Your task -> From the account of the Pokémon class video, rewrite the passage starting at "For the rest" and ending at "fail the project.", replacing "skeleton" with "rough outline".

--- start of Extract ---

For the rest of that day and the day after, we hastily came up with a skeleton of a script, containing minimal dialogue and mostly containing drawings and English phrases describing what we would wind up saying or doing, harmlessly thinking the draft wasn't a serious script, that we could just jot down ideas and elaborate while filming. Not so. The teacher met with us individually to tell us that we were failing the project already, and that the highest grade we could receive would be a 66%, and informed us that she would call our mothers to tell them that we were goofing off in class too much and would inevitably fail the project.

That really put a damper on our creativity. How could we focus and make an enjoyable, albeit serious and informative video when we had the number 66 hanging over our heads? We decided to just go out there and make an outlandishly brilliant and hilariously bizarre video involving Pokémon, still retaining the Spanish language, and not worry about the grade, instead making a video that may not fare well academically, but stood a chance socially as an enjoyable video.

We got together on two separate afternoons, first at Max's I think. Initially we hung out in his bedroom and watched Youtube clips of That 70s Show and further compared SHG students to Pokémon. Finally, in his hilarity or maybe his exasperation at getting nowhere, Sean just raised his arms and screamed, "POKEMOOOOOON!" We all died laughing and decided to film him doing it again. This would ultimately be repeated heavily throughout the finished product, serving as a transition between scenes. We didn't end up getting much done that day, but we decided to shoot some introductory and finishing shots of us in the street and dressed up as our respective Pokémon characters: Max as Ash, Sean as Brock, Connor as Pikachu and me as Misty, obviously. We wound up having a blast(oise) filming ourselves running towards and away from the camera, jumping and flipping and twirling every now and then for dramatic effect. Our last attempt at filming culminated is us shooting each other having a dance party, which was so funny it was put into the movie as a lighthearted denouement from the gravity of the beginning.

PokéDance Party

The next day we shot in Sean's basement. These scenes filled up a majority of the film's middle, including fight scenes and a tour of the Pokémart, run by Professor Oak, conveniently played by me. Of course, we had to include information about Pokémon and how to buy and train them in order to get some credit for our video. I had to leave after about an hour or and hour and a half because I was, at the time, currently employed at Cold Stone Creamery. If you notice, during the middle of the movie, I am mysteriously and surreptitiously absent, thought it appears as if I am holding the camera. That's what we wanted the teacher to think. From what I saw of the scenes filmed, those guys had a lot of fun in my absence. There were so many alternate takes and re-shoots because they could not hold it together. Connor decided to come up with accents for each of the Pokémon he portrayed, and the general ridiculousness of the whole thing was too much for them to handle I guess.

--- end of Extract ---
--- start of Available data ---

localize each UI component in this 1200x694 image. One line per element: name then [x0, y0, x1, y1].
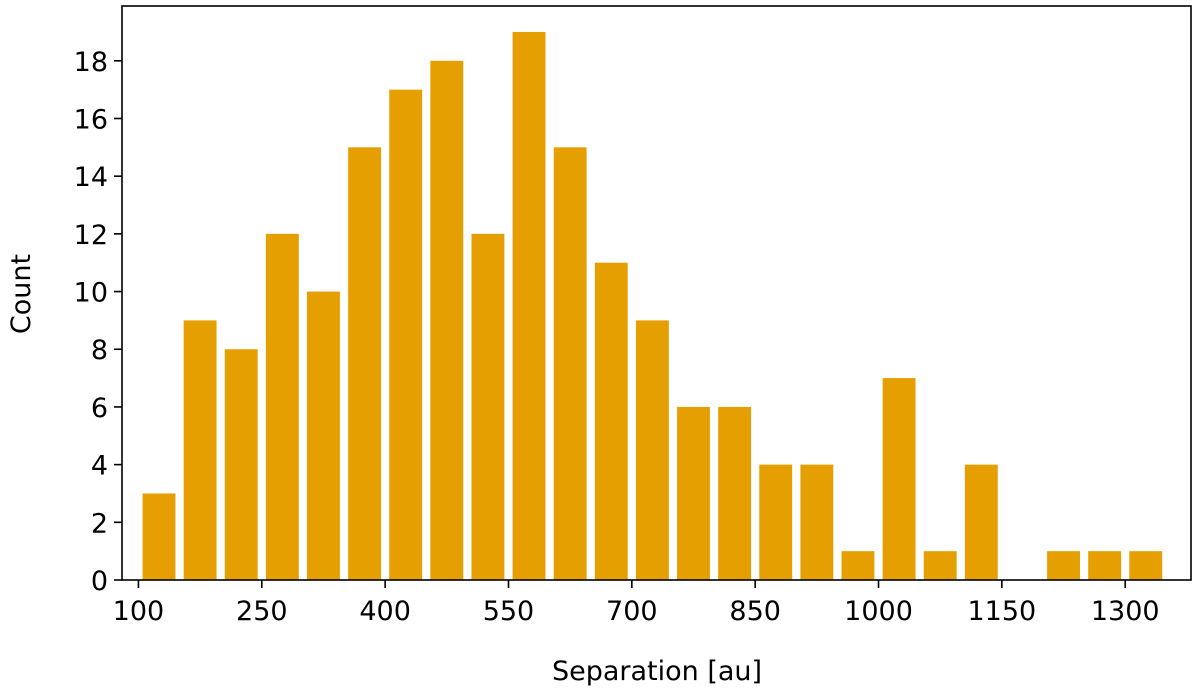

--- end of Available data ---

Exercise output ->
For the rest of that day and the day after, we hastily came up with a rough outline of a script, containing minimal dialogue and mostly containing drawings and English phrases describing what we would wind up saying or doing, harmlessly thinking the draft wasn't a serious script, that we could just jot down ideas and elaborate while filming. Not so. The teacher met with us individually to tell us that we were failing the project already, and that the highest grade we could receive would be a 66%, and informed us that she would call our mothers to tell them that we were goofing off in class too much and would inevitably fail the project.